| WHAT THE EXERCISE ASKS |
Every record that follows should be printed verbatim.

Figure dataset records

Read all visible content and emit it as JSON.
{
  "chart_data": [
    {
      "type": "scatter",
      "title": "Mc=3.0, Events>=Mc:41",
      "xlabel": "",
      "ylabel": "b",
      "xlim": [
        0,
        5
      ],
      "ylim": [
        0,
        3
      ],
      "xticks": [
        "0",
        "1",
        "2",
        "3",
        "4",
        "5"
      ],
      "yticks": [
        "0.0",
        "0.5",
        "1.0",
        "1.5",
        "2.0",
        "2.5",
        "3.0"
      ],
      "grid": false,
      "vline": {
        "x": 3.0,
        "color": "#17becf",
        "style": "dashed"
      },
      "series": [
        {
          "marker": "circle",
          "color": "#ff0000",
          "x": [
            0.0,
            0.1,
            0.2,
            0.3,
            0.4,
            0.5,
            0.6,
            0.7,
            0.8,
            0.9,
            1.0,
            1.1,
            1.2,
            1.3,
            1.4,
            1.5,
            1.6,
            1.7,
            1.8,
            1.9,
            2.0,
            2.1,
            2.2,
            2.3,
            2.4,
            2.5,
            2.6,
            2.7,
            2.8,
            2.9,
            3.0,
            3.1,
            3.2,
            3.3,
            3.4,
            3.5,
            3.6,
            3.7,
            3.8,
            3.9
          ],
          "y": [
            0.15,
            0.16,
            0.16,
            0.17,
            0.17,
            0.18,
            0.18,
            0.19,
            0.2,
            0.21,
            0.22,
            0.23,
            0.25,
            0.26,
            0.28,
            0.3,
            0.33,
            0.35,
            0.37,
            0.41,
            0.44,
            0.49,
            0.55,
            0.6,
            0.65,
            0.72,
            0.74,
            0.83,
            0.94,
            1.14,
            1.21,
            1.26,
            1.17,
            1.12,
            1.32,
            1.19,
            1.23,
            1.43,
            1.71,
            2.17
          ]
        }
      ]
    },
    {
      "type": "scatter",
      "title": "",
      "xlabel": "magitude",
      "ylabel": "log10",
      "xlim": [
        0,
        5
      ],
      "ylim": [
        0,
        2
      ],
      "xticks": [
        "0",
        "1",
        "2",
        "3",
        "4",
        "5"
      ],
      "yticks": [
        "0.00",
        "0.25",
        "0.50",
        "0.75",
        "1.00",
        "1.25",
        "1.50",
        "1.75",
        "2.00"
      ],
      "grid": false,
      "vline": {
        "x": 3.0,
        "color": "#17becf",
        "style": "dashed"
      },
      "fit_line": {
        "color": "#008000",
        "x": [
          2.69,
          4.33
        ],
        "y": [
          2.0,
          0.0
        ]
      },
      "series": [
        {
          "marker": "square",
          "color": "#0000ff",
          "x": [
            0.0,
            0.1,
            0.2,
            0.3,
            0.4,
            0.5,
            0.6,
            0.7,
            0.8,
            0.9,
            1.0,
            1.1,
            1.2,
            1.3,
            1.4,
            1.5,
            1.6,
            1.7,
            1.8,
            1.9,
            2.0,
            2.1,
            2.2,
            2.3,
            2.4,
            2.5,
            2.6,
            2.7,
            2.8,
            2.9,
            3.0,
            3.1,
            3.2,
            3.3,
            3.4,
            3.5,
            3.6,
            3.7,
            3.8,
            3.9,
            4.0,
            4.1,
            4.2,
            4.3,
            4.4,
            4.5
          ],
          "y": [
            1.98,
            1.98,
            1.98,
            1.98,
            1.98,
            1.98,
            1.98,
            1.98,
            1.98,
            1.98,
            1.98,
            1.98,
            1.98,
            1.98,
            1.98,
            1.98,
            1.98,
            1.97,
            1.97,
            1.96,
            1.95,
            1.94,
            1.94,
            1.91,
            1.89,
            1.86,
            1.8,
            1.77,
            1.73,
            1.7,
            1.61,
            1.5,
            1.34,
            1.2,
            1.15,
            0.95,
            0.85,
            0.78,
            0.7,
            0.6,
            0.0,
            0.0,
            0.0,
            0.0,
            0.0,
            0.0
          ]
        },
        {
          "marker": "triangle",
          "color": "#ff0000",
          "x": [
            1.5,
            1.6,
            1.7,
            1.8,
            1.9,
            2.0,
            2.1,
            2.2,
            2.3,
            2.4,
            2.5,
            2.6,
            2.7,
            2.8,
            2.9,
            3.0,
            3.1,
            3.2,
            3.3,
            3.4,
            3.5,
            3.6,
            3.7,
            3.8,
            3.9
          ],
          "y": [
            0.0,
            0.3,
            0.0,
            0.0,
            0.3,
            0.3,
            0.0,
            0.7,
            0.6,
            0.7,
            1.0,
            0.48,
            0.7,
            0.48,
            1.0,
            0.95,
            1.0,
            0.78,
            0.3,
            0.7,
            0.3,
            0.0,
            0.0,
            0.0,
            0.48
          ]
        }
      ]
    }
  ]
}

| SOLVED EXERCISE |
Read all visible content and emit it as JSON.
{
  "chart_data": [
    {
      "type": "scatter",
      "title": "Mc=3.0, Events>=Mc:41",
      "xlabel": "",
      "ylabel": "b",
      "xlim": [
        0,
        5
      ],
      "ylim": [
        0,
        3
      ],
      "xticks": [
        "0",
        "1",
        "2",
        "3",
        "4",
        "5"
      ],
      "yticks": [
        "0.0",
        "0.5",
        "1.0",
        "1.5",
        "2.0",
        "2.5",
        "3.0"
      ],
      "grid": false,
      "vline": {
        "x": 3.0,
        "color": "#17becf",
        "style": "dashed"
      },
      "series": [
        {
          "marker": "circle",
          "color": "#ff0000",
          "x": [
            0.0,
            0.1,
            0.2,
            0.3,
            0.4,
            0.5,
            0.6,
            0.7,
            0.8,
            0.9,
            1.0,
            1.1,
            1.2,
            1.3,
            1.4,
            1.5,
            1.6,
            1.7,
            1.8,
            1.9,
            2.0,
            2.1,
            2.2,
            2.3,
            2.4,
            2.5,
            2.6,
            2.7,
            2.8,
            2.9,
            3.0,
            3.1,
            3.2,
            3.3,
            3.4,
            3.5,
            3.6,
            3.7,
            3.8,
            3.9
          ],
          "y": [
            0.15,
            0.16,
            0.16,
            0.17,
            0.17,
            0.18,
            0.18,
            0.19,
            0.2,
            0.21,
            0.22,
            0.23,
            0.25,
            0.26,
            0.28,
            0.3,
            0.33,
            0.35,
            0.37,
            0.41,
            0.44,
            0.49,
            0.55,
            0.6,
            0.65,
            0.72,
            0.74,
            0.83,
            0.94,
            1.14,
            1.21,
            1.26,
            1.17,
            1.12,
            1.32,
            1.19,
            1.23,
            1.43,
            1.71,
            2.17
          ]
        }
      ]
    },
    {
      "type": "scatter",
      "title": "",
      "xlabel": "magitude",
      "ylabel": "log10",
      "xlim": [
        0,
        5
      ],
      "ylim": [
        0,
        2
      ],
      "xticks": [
        "0",
        "1",
        "2",
        "3",
        "4",
        "5"
      ],
      "yticks": [
        "0.00",
        "0.25",
        "0.50",
        "0.75",
        "1.00",
        "1.25",
        "1.50",
        "1.75",
        "2.00"
      ],
      "grid": false,
      "vline": {
        "x": 3.0,
        "color": "#17becf",
        "style": "dashed"
      },
      "fit_line": {
        "color": "#008000",
        "x": [
          2.69,
          4.33
        ],
        "y": [
          2.0,
          0.0
        ]
      },
      "series": [
        {
          "marker": "square",
          "color": "#0000ff",
          "x": [
            0.0,
            0.1,
            0.2,
            0.3,
            0.4,
            0.5,
            0.6,
            0.7,
            0.8,
            0.9,
            1.0,
            1.1,
            1.2,
            1.3,
            1.4,
            1.5,
            1.6,
            1.7,
            1.8,
            1.9,
            2.0,
            2.1,
            2.2,
            2.3,
            2.4,
            2.5,
            2.6,
            2.7,
            2.8,
            2.9,
            3.0,
            3.1,
            3.2,
            3.3,
            3.4,
            3.5,
            3.6,
            3.7,
            3.8,
            3.9,
            4.0,
            4.1,
            4.2,
            4.3,
            4.4,
            4.5
          ],
          "y": [
            1.98,
            1.98,
            1.98,
            1.98,
            1.98,
            1.98,
            1.98,
            1.98,
            1.98,
            1.98,
            1.98,
            1.98,
            1.98,
            1.98,
            1.98,
            1.98,
            1.98,
            1.97,
            1.97,
            1.96,
            1.95,
            1.94,
            1.94,
            1.91,
            1.89,
            1.86,
            1.8,
            1.77,
            1.73,
            1.7,
            1.61,
            1.5,
            1.34,
            1.2,
            1.15,
            0.95,
            0.85,
            0.78,
            0.7,
            0.6,
            0.0,
            0.0,
            0.0,
            0.0,
            0.0,
            0.0
          ]
        },
        {
          "marker": "triangle",
          "color": "#ff0000",
          "x": [
            1.5,
            1.6,
            1.7,
            1.8,
            1.9,
            2.0,
            2.1,
            2.2,
            2.3,
            2.4,
            2.5,
            2.6,
            2.7,
            2.8,
            2.9,
            3.0,
            3.1,
            3.2,
            3.3,
            3.4,
            3.5,
            3.6,
            3.7,
            3.8,
            3.9
          ],
          "y": [
            0.0,
            0.3,
            0.0,
            0.0,
            0.3,
            0.3,
            0.0,
            0.7,
            0.6,
            0.7,
            1.0,
            0.48,
            0.7,
            0.48,
            1.0,
            0.95,
            1.0,
            0.78,
            0.3,
            0.7,
            0.3,
            0.0,
            0.0,
            0.0,
            0.48
          ]
        }
      ]
    }
  ]
}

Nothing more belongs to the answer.